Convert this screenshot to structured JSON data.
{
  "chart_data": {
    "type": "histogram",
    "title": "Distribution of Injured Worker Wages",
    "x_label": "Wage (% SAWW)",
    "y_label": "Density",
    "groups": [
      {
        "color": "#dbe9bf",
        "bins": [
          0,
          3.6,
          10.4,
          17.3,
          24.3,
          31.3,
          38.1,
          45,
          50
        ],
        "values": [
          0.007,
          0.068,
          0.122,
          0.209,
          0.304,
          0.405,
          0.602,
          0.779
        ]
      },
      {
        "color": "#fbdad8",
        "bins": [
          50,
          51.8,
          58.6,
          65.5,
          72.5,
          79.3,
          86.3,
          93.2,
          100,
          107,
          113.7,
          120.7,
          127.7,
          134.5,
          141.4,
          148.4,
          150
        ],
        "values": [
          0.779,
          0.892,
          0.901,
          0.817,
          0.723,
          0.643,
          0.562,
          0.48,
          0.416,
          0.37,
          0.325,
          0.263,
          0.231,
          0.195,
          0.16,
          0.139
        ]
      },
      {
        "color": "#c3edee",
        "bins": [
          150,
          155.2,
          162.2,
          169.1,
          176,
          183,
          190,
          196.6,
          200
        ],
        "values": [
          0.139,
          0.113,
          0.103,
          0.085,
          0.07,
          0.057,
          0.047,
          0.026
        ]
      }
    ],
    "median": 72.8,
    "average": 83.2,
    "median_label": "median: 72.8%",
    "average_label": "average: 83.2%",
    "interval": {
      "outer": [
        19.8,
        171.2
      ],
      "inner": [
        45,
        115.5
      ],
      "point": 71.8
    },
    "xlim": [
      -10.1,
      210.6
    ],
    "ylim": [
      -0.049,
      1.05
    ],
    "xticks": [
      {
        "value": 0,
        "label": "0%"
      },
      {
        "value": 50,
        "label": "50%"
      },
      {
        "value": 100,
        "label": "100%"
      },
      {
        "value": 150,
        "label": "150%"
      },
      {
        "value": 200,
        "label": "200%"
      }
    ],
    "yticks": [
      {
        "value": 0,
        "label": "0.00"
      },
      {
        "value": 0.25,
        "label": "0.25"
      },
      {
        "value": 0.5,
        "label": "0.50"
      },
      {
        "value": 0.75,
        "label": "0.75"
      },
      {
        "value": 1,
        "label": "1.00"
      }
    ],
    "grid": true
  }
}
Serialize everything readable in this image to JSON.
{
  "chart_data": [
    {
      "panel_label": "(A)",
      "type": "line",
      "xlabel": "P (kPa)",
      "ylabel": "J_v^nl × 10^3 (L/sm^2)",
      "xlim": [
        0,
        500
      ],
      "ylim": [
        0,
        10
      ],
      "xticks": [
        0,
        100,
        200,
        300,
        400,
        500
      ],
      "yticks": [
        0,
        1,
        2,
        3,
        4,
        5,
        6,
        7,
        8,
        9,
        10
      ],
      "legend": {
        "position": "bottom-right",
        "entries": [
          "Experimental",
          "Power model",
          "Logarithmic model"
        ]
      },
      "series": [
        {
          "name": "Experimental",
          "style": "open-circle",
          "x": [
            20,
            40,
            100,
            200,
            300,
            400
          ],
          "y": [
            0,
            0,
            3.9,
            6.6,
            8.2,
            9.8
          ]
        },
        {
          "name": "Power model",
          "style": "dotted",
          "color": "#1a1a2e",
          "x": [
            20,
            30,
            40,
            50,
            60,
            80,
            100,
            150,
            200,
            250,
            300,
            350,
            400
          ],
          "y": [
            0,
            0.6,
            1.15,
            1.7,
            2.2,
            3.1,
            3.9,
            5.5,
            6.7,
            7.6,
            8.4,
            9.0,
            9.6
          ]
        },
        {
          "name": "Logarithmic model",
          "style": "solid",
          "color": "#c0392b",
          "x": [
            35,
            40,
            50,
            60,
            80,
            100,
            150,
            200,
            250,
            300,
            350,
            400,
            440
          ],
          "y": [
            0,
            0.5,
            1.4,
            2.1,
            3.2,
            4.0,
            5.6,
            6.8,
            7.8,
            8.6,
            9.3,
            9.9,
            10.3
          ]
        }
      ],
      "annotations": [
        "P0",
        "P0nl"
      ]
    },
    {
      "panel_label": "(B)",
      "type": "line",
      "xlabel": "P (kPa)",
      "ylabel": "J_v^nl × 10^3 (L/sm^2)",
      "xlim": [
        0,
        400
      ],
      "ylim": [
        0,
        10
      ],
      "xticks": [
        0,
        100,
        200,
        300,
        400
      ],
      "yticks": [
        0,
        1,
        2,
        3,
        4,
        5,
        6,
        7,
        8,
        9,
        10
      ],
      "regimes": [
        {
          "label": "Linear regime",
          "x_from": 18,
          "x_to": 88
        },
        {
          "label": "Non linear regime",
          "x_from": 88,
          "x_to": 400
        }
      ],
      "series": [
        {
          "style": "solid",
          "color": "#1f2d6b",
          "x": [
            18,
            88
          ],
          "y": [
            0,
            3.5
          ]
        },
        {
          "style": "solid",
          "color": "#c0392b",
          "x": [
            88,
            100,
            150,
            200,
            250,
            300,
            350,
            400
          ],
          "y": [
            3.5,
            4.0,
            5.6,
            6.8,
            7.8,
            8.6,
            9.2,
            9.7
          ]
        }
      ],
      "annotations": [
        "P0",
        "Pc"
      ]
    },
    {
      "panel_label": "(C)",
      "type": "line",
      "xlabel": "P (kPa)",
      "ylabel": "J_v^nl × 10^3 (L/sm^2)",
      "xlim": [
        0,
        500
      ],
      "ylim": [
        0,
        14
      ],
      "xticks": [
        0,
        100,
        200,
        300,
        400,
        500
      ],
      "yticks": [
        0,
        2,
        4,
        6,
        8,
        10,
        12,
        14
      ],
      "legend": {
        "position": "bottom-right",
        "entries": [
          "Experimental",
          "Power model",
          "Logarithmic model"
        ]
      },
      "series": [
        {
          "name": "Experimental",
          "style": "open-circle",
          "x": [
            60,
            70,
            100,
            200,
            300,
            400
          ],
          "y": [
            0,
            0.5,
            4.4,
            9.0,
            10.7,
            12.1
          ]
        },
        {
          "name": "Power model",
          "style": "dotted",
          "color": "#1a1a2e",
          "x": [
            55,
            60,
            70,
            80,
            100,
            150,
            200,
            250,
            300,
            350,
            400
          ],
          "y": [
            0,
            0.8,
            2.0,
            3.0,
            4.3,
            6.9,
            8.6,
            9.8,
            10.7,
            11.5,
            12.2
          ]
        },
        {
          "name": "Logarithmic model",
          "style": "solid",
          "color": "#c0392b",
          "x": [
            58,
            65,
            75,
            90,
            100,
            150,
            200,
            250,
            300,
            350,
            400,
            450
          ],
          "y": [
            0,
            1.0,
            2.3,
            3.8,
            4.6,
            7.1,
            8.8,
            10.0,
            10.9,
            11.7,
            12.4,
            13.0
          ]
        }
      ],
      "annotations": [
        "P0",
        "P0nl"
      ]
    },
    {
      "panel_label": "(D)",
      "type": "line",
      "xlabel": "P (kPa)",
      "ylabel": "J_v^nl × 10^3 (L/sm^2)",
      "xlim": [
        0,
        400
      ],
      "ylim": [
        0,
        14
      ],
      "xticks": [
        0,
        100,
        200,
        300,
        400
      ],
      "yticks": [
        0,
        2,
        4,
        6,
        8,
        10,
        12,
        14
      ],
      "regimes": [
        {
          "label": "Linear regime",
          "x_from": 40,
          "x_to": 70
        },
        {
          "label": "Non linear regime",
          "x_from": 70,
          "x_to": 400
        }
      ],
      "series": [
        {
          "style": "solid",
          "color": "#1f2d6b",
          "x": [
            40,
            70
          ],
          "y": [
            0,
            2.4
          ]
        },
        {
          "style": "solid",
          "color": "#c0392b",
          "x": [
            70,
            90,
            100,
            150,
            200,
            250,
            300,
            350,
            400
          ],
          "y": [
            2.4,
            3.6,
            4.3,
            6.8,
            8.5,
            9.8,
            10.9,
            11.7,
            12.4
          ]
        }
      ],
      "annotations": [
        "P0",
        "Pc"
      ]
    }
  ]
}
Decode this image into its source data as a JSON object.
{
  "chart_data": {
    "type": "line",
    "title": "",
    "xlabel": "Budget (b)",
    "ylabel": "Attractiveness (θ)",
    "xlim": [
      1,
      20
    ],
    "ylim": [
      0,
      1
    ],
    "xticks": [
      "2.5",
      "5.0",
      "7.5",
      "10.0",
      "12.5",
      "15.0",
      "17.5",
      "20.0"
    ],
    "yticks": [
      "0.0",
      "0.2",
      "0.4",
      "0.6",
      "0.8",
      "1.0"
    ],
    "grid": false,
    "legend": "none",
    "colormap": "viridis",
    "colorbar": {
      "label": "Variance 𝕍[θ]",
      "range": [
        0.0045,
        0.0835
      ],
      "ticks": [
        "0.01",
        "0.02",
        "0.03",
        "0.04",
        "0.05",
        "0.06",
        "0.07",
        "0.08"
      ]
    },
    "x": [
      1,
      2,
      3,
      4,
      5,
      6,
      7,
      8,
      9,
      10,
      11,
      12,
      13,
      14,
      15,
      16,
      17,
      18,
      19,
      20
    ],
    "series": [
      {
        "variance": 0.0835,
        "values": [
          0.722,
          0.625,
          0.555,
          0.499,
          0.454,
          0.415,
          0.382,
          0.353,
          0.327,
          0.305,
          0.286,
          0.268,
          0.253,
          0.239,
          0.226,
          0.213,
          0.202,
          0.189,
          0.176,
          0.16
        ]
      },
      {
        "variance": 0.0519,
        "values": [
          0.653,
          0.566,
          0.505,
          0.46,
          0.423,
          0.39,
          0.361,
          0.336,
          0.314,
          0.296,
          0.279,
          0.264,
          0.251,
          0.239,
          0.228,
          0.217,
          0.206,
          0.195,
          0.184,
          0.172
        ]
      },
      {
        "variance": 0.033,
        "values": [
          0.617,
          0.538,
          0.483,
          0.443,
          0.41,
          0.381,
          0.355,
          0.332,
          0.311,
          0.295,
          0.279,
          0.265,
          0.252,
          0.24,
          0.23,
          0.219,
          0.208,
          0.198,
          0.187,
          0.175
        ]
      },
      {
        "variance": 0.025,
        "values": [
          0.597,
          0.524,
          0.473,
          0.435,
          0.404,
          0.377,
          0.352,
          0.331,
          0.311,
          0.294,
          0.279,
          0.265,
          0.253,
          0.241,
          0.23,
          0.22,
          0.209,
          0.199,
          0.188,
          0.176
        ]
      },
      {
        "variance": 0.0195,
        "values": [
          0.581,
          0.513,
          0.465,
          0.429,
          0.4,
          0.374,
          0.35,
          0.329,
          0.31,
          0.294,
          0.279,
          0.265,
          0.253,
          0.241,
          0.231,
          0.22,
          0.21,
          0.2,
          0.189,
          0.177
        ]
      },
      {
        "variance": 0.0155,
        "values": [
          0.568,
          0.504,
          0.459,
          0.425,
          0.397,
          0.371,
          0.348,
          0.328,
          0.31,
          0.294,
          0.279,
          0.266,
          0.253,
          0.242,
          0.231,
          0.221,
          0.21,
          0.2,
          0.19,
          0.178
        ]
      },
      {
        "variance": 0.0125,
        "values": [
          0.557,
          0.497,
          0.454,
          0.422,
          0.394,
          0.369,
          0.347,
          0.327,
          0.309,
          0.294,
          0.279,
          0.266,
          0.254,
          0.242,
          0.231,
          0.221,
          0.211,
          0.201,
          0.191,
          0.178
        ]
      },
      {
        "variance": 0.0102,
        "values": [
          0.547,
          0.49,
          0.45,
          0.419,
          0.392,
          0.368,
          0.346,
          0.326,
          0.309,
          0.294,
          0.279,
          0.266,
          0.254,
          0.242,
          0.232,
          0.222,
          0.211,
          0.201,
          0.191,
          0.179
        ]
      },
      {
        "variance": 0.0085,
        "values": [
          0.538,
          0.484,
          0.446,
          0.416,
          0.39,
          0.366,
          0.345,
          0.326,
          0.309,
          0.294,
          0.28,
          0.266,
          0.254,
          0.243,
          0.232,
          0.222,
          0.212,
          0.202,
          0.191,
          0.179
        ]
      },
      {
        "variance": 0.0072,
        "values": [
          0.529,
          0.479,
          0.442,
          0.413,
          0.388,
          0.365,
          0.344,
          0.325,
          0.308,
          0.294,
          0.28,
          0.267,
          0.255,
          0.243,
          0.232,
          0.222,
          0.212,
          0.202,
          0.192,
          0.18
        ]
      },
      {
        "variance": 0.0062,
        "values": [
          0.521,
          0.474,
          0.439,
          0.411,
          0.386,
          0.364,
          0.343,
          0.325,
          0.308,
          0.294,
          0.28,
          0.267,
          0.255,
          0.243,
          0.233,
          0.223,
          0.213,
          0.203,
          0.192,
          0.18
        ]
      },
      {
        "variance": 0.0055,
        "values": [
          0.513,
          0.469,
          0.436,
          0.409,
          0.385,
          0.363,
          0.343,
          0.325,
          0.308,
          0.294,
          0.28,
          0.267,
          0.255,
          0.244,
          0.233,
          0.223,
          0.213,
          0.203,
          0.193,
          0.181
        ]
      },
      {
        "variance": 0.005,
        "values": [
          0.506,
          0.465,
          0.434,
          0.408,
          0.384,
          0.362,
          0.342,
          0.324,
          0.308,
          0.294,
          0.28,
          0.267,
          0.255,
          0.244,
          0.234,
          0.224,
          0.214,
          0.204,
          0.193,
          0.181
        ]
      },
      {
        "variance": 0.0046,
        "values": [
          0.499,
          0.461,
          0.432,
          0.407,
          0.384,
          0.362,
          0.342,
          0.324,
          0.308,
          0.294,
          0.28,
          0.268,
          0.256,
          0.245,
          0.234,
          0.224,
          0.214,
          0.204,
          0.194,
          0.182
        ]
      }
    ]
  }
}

WORK INSTRUCTIONS
Copy out each line of the data where the string "JSON" appears.

FINAL RESULT
Convert this screenshot to structured JSON data.
Serialize everything readable in this image to JSON.
Decode this image into its source data as a JSON object.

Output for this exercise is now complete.